[Data records]
****

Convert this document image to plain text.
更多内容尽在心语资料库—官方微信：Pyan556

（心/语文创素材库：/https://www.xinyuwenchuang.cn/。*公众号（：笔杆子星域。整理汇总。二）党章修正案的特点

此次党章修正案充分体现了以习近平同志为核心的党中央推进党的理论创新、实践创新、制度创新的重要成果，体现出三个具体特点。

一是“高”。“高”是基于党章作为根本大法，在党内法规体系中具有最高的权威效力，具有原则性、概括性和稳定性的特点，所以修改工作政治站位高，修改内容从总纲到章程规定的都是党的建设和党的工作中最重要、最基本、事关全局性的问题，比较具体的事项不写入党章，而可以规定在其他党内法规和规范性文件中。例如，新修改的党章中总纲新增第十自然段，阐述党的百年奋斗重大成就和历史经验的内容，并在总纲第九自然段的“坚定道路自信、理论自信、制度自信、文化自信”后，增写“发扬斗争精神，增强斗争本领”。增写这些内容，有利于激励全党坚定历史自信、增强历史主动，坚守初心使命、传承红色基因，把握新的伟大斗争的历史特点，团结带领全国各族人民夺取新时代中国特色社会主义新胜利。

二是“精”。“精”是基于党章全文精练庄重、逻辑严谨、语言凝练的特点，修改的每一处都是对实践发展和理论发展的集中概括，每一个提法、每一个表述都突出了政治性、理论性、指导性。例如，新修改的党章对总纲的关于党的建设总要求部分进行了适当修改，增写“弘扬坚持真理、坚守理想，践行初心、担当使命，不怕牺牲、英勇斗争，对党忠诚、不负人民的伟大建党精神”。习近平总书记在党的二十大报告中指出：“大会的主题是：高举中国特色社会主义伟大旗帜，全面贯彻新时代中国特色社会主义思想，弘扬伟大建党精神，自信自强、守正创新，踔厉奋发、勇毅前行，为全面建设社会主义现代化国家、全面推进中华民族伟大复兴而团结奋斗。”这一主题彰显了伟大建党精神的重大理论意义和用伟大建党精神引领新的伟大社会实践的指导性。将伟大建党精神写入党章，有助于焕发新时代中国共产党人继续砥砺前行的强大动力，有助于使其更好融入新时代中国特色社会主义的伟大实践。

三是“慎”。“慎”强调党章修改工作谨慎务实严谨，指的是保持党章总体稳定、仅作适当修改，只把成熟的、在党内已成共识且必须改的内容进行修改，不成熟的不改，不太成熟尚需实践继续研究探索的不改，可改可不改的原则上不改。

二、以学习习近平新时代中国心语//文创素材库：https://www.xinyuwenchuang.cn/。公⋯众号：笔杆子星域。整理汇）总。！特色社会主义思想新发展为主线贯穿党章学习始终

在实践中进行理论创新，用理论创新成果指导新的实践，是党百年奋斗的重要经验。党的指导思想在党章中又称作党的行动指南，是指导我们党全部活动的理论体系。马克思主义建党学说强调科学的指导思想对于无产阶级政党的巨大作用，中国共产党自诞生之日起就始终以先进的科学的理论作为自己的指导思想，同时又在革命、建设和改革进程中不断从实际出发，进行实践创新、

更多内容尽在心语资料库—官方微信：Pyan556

****

§ Your objective
Quote the whole listing above, leaving nothing out.

§ Response below
Convert this document image to plain text.
更多内容尽在心语资料库—官方微信：Pyan556

（心/语文创素材库：/https://www.xinyuwenchuang.cn/。*公众号（：笔杆子星域。整理汇总。二）党章修正案的特点

此次党章修正案充分体现了以习近平同志为核心的党中央推进党的理论创新、实践创新、制度创新的重要成果，体现出三个具体特点。

一是“高”。“高”是基于党章作为根本大法，在党内法规体系中具有最高的权威效力，具有原则性、概括性和稳定性的特点，所以修改工作政治站位高，修改内容从总纲到章程规定的都是党的建设和党的工作中最重要、最基本、事关全局性的问题，比较具体的事项不写入党章，而可以规定在其他党内法规和规范性文件中。例如，新修改的党章中总纲新增第十自然段，阐述党的百年奋斗重大成就和历史经验的内容，并在总纲第九自然段的“坚定道路自信、理论自信、制度自信、文化自信”后，增写“发扬斗争精神，增强斗争本领”。增写这些内容，有利于激励全党坚定历史自信、增强历史主动，坚守初心使命、传承红色基因，把握新的伟大斗争的历史特点，团结带领全国各族人民夺取新时代中国特色社会主义新胜利。

二是“精”。“精”是基于党章全文精练庄重、逻辑严谨、语言凝练的特点，修改的每一处都是对实践发展和理论发展的集中概括，每一个提法、每一个表述都突出了政治性、理论性、指导性。例如，新修改的党章对总纲的关于党的建设总要求部分进行了适当修改，增写“弘扬坚持真理、坚守理想，践行初心、担当使命，不怕牺牲、英勇斗争，对党忠诚、不负人民的伟大建党精神”。习近平总书记在党的二十大报告中指出：“大会的主题是：高举中国特色社会主义伟大旗帜，全面贯彻新时代中国特色社会主义思想，弘扬伟大建党精神，自信自强、守正创新，踔厉奋发、勇毅前行，为全面建设社会主义现代化国家、全面推进中华民族伟大复兴而团结奋斗。”这一主题彰显了伟大建党精神的重大理论意义和用伟大建党精神引领新的伟大社会实践的指导性。将伟大建党精神写入党章，有助于焕发新时代中国共产党人继续砥砺前行的强大动力，有助于使其更好融入新时代中国特色社会主义的伟大实践。

三是“慎”。“慎”强调党章修改工作谨慎务实严谨，指的是保持党章总体稳定、仅作适当修改，只把成熟的、在党内已成共识且必须改的内容进行修改，不成熟的不改，不太成熟尚需实践继续研究探索的不改，可改可不改的原则上不改。

二、以学习习近平新时代中国心语//文创素材库：https://www.xinyuwenchuang.cn/。公⋯众号：笔杆子星域。整理汇）总。！特色社会主义思想新发展为主线贯穿党章学习始终

在实践中进行理论创新，用理论创新成果指导新的实践，是党百年奋斗的重要经验。党的指导思想在党章中又称作党的行动指南，是指导我们党全部活动的理论体系。马克思主义建党学说强调科学的指导思想对于无产阶级政党的巨大作用，中国共产党自诞生之日起就始终以先进的科学的理论作为自己的指导思想，同时又在革命、建设和改革进程中不断从实际出发，进行实践创新、

更多内容尽在心语资料库—官方微信：Pyan556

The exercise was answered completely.